**WHAT YOU HAVE TO DO**
Return all of the data exactly as written, without the pictures.

━━━━━━━━

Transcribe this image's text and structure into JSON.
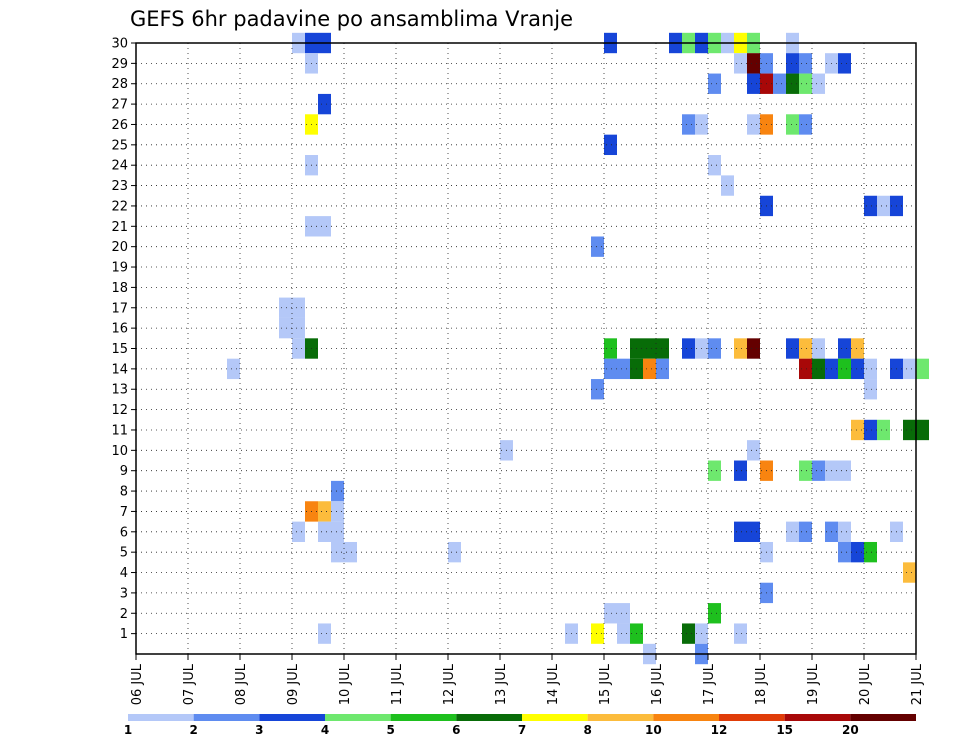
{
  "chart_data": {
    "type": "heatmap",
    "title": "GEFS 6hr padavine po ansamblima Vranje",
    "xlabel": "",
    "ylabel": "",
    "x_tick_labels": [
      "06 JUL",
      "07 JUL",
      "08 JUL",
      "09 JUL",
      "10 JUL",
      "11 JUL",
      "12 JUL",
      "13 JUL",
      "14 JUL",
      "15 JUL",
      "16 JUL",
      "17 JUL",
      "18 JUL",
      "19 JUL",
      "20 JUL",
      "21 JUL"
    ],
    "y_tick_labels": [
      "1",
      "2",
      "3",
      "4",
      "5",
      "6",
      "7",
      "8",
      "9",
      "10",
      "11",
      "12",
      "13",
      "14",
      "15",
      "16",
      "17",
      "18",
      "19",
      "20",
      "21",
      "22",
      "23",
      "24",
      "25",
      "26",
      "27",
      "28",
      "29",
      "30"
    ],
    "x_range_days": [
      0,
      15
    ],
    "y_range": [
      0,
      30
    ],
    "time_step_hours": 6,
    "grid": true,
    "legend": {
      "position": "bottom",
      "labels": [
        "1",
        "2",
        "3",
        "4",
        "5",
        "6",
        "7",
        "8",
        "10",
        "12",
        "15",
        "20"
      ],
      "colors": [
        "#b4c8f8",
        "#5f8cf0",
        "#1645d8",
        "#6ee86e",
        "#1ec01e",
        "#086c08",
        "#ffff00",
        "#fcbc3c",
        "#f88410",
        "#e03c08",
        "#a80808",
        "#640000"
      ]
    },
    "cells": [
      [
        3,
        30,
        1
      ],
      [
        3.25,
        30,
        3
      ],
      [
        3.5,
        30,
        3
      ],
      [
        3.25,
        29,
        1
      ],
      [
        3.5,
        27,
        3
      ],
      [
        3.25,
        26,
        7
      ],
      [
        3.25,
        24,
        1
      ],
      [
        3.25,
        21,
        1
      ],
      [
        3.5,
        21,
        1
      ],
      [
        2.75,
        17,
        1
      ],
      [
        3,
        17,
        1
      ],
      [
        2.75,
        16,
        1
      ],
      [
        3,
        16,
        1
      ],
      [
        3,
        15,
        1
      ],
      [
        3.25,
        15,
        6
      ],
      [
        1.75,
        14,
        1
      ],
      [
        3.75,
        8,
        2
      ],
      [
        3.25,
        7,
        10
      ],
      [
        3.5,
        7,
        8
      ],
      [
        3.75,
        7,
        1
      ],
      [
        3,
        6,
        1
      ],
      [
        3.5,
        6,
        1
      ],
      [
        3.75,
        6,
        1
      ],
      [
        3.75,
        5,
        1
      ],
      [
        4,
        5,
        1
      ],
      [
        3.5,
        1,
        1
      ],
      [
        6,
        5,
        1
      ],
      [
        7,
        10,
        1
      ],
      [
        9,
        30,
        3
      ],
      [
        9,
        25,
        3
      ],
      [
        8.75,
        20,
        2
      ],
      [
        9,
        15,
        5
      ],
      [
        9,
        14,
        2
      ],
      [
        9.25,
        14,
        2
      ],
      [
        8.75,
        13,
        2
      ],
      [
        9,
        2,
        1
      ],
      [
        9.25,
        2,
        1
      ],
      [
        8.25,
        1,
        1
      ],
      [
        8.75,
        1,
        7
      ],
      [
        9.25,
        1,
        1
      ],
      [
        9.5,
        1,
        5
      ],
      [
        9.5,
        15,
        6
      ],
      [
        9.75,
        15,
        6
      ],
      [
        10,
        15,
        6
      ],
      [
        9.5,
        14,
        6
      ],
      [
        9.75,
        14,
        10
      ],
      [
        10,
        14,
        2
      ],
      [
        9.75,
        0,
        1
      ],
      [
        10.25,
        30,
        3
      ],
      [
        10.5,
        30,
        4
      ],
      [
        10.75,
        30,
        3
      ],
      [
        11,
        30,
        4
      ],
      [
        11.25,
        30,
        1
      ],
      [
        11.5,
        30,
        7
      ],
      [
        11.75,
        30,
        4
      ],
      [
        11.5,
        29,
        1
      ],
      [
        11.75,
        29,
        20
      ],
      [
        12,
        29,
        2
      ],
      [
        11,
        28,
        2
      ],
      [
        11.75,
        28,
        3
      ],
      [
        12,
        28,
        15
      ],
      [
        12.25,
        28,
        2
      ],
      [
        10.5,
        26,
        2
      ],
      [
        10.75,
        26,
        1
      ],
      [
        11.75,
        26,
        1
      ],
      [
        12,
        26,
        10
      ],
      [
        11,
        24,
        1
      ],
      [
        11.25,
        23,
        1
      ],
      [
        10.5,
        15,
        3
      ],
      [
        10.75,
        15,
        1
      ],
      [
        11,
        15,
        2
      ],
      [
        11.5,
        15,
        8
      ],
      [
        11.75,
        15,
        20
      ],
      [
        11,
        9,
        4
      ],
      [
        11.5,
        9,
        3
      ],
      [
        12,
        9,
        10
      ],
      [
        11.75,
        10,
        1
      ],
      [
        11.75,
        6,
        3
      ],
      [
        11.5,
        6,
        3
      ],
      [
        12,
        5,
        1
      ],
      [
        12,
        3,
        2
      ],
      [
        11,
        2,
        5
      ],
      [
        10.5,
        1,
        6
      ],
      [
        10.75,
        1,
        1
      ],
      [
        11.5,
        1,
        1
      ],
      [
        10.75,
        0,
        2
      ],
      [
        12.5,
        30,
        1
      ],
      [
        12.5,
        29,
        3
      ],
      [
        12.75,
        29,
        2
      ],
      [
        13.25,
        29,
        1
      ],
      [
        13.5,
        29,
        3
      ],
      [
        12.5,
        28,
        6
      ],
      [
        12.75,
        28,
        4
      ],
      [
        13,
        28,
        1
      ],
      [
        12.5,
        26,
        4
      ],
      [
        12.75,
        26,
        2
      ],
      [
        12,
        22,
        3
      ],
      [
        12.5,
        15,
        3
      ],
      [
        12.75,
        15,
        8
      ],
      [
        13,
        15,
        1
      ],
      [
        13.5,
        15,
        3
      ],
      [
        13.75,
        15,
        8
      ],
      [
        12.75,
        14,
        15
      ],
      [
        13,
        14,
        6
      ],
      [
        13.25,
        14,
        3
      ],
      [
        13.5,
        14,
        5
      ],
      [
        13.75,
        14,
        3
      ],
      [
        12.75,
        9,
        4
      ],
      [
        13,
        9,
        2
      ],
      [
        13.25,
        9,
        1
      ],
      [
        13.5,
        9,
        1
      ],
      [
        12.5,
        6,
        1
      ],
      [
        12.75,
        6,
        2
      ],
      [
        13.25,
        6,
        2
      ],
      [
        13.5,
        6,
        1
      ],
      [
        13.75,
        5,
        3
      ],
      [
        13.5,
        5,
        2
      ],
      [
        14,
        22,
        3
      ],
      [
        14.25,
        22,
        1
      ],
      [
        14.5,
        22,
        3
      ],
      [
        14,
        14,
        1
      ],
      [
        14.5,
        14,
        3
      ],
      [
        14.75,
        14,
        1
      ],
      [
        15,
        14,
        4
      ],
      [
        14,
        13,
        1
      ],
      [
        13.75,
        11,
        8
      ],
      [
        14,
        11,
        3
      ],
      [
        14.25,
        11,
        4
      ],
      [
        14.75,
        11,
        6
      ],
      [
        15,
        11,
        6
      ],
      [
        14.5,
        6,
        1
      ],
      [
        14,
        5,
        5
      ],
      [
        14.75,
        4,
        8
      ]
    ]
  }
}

━━━━━━━━

**FINAL ANSWER**
Transcribe this image's text and structure into JSON.
{
  "chart_data": {
    "type": "heatmap",
    "title": "GEFS 6hr padavine po ansamblima Vranje",
    "xlabel": "",
    "ylabel": "",
    "x_tick_labels": [
      "06 JUL",
      "07 JUL",
      "08 JUL",
      "09 JUL",
      "10 JUL",
      "11 JUL",
      "12 JUL",
      "13 JUL",
      "14 JUL",
      "15 JUL",
      "16 JUL",
      "17 JUL",
      "18 JUL",
      "19 JUL",
      "20 JUL",
      "21 JUL"
    ],
    "y_tick_labels": [
      "1",
      "2",
      "3",
      "4",
      "5",
      "6",
      "7",
      "8",
      "9",
      "10",
      "11",
      "12",
      "13",
      "14",
      "15",
      "16",
      "17",
      "18",
      "19",
      "20",
      "21",
      "22",
      "23",
      "24",
      "25",
      "26",
      "27",
      "28",
      "29",
      "30"
    ],
    "x_range_days": [
      0,
      15
    ],
    "y_range": [
      0,
      30
    ],
    "time_step_hours": 6,
    "grid": true,
    "legend": {
      "position": "bottom",
      "labels": [
        "1",
        "2",
        "3",
        "4",
        "5",
        "6",
        "7",
        "8",
        "10",
        "12",
        "15",
        "20"
      ],
      "colors": [
        "#b4c8f8",
        "#5f8cf0",
        "#1645d8",
        "#6ee86e",
        "#1ec01e",
        "#086c08",
        "#ffff00",
        "#fcbc3c",
        "#f88410",
        "#e03c08",
        "#a80808",
        "#640000"
      ]
    },
    "cells": [
      [
        3,
        30,
        1
      ],
      [
        3.25,
        30,
        3
      ],
      [
        3.5,
        30,
        3
      ],
      [
        3.25,
        29,
        1
      ],
      [
        3.5,
        27,
        3
      ],
      [
        3.25,
        26,
        7
      ],
      [
        3.25,
        24,
        1
      ],
      [
        3.25,
        21,
        1
      ],
      [
        3.5,
        21,
        1
      ],
      [
        2.75,
        17,
        1
      ],
      [
        3,
        17,
        1
      ],
      [
        2.75,
        16,
        1
      ],
      [
        3,
        16,
        1
      ],
      [
        3,
        15,
        1
      ],
      [
        3.25,
        15,
        6
      ],
      [
        1.75,
        14,
        1
      ],
      [
        3.75,
        8,
        2
      ],
      [
        3.25,
        7,
        10
      ],
      [
        3.5,
        7,
        8
      ],
      [
        3.75,
        7,
        1
      ],
      [
        3,
        6,
        1
      ],
      [
        3.5,
        6,
        1
      ],
      [
        3.75,
        6,
        1
      ],
      [
        3.75,
        5,
        1
      ],
      [
        4,
        5,
        1
      ],
      [
        3.5,
        1,
        1
      ],
      [
        6,
        5,
        1
      ],
      [
        7,
        10,
        1
      ],
      [
        9,
        30,
        3
      ],
      [
        9,
        25,
        3
      ],
      [
        8.75,
        20,
        2
      ],
      [
        9,
        15,
        5
      ],
      [
        9,
        14,
        2
      ],
      [
        9.25,
        14,
        2
      ],
      [
        8.75,
        13,
        2
      ],
      [
        9,
        2,
        1
      ],
      [
        9.25,
        2,
        1
      ],
      [
        8.25,
        1,
        1
      ],
      [
        8.75,
        1,
        7
      ],
      [
        9.25,
        1,
        1
      ],
      [
        9.5,
        1,
        5
      ],
      [
        9.5,
        15,
        6
      ],
      [
        9.75,
        15,
        6
      ],
      [
        10,
        15,
        6
      ],
      [
        9.5,
        14,
        6
      ],
      [
        9.75,
        14,
        10
      ],
      [
        10,
        14,
        2
      ],
      [
        9.75,
        0,
        1
      ],
      [
        10.25,
        30,
        3
      ],
      [
        10.5,
        30,
        4
      ],
      [
        10.75,
        30,
        3
      ],
      [
        11,
        30,
        4
      ],
      [
        11.25,
        30,
        1
      ],
      [
        11.5,
        30,
        7
      ],
      [
        11.75,
        30,
        4
      ],
      [
        11.5,
        29,
        1
      ],
      [
        11.75,
        29,
        20
      ],
      [
        12,
        29,
        2
      ],
      [
        11,
        28,
        2
      ],
      [
        11.75,
        28,
        3
      ],
      [
        12,
        28,
        15
      ],
      [
        12.25,
        28,
        2
      ],
      [
        10.5,
        26,
        2
      ],
      [
        10.75,
        26,
        1
      ],
      [
        11.75,
        26,
        1
      ],
      [
        12,
        26,
        10
      ],
      [
        11,
        24,
        1
      ],
      [
        11.25,
        23,
        1
      ],
      [
        10.5,
        15,
        3
      ],
      [
        10.75,
        15,
        1
      ],
      [
        11,
        15,
        2
      ],
      [
        11.5,
        15,
        8
      ],
      [
        11.75,
        15,
        20
      ],
      [
        11,
        9,
        4
      ],
      [
        11.5,
        9,
        3
      ],
      [
        12,
        9,
        10
      ],
      [
        11.75,
        10,
        1
      ],
      [
        11.75,
        6,
        3
      ],
      [
        11.5,
        6,
        3
      ],
      [
        12,
        5,
        1
      ],
      [
        12,
        3,
        2
      ],
      [
        11,
        2,
        5
      ],
      [
        10.5,
        1,
        6
      ],
      [
        10.75,
        1,
        1
      ],
      [
        11.5,
        1,
        1
      ],
      [
        10.75,
        0,
        2
      ],
      [
        12.5,
        30,
        1
      ],
      [
        12.5,
        29,
        3
      ],
      [
        12.75,
        29,
        2
      ],
      [
        13.25,
        29,
        1
      ],
      [
        13.5,
        29,
        3
      ],
      [
        12.5,
        28,
        6
      ],
      [
        12.75,
        28,
        4
      ],
      [
        13,
        28,
        1
      ],
      [
        12.5,
        26,
        4
      ],
      [
        12.75,
        26,
        2
      ],
      [
        12,
        22,
        3
      ],
      [
        12.5,
        15,
        3
      ],
      [
        12.75,
        15,
        8
      ],
      [
        13,
        15,
        1
      ],
      [
        13.5,
        15,
        3
      ],
      [
        13.75,
        15,
        8
      ],
      [
        12.75,
        14,
        15
      ],
      [
        13,
        14,
        6
      ],
      [
        13.25,
        14,
        3
      ],
      [
        13.5,
        14,
        5
      ],
      [
        13.75,
        14,
        3
      ],
      [
        12.75,
        9,
        4
      ],
      [
        13,
        9,
        2
      ],
      [
        13.25,
        9,
        1
      ],
      [
        13.5,
        9,
        1
      ],
      [
        12.5,
        6,
        1
      ],
      [
        12.75,
        6,
        2
      ],
      [
        13.25,
        6,
        2
      ],
      [
        13.5,
        6,
        1
      ],
      [
        13.75,
        5,
        3
      ],
      [
        13.5,
        5,
        2
      ],
      [
        14,
        22,
        3
      ],
      [
        14.25,
        22,
        1
      ],
      [
        14.5,
        22,
        3
      ],
      [
        14,
        14,
        1
      ],
      [
        14.5,
        14,
        3
      ],
      [
        14.75,
        14,
        1
      ],
      [
        15,
        14,
        4
      ],
      [
        14,
        13,
        1
      ],
      [
        13.75,
        11,
        8
      ],
      [
        14,
        11,
        3
      ],
      [
        14.25,
        11,
        4
      ],
      [
        14.75,
        11,
        6
      ],
      [
        15,
        11,
        6
      ],
      [
        14.5,
        6,
        1
      ],
      [
        14,
        5,
        5
      ],
      [
        14.75,
        4,
        8
      ]
    ]
  }
}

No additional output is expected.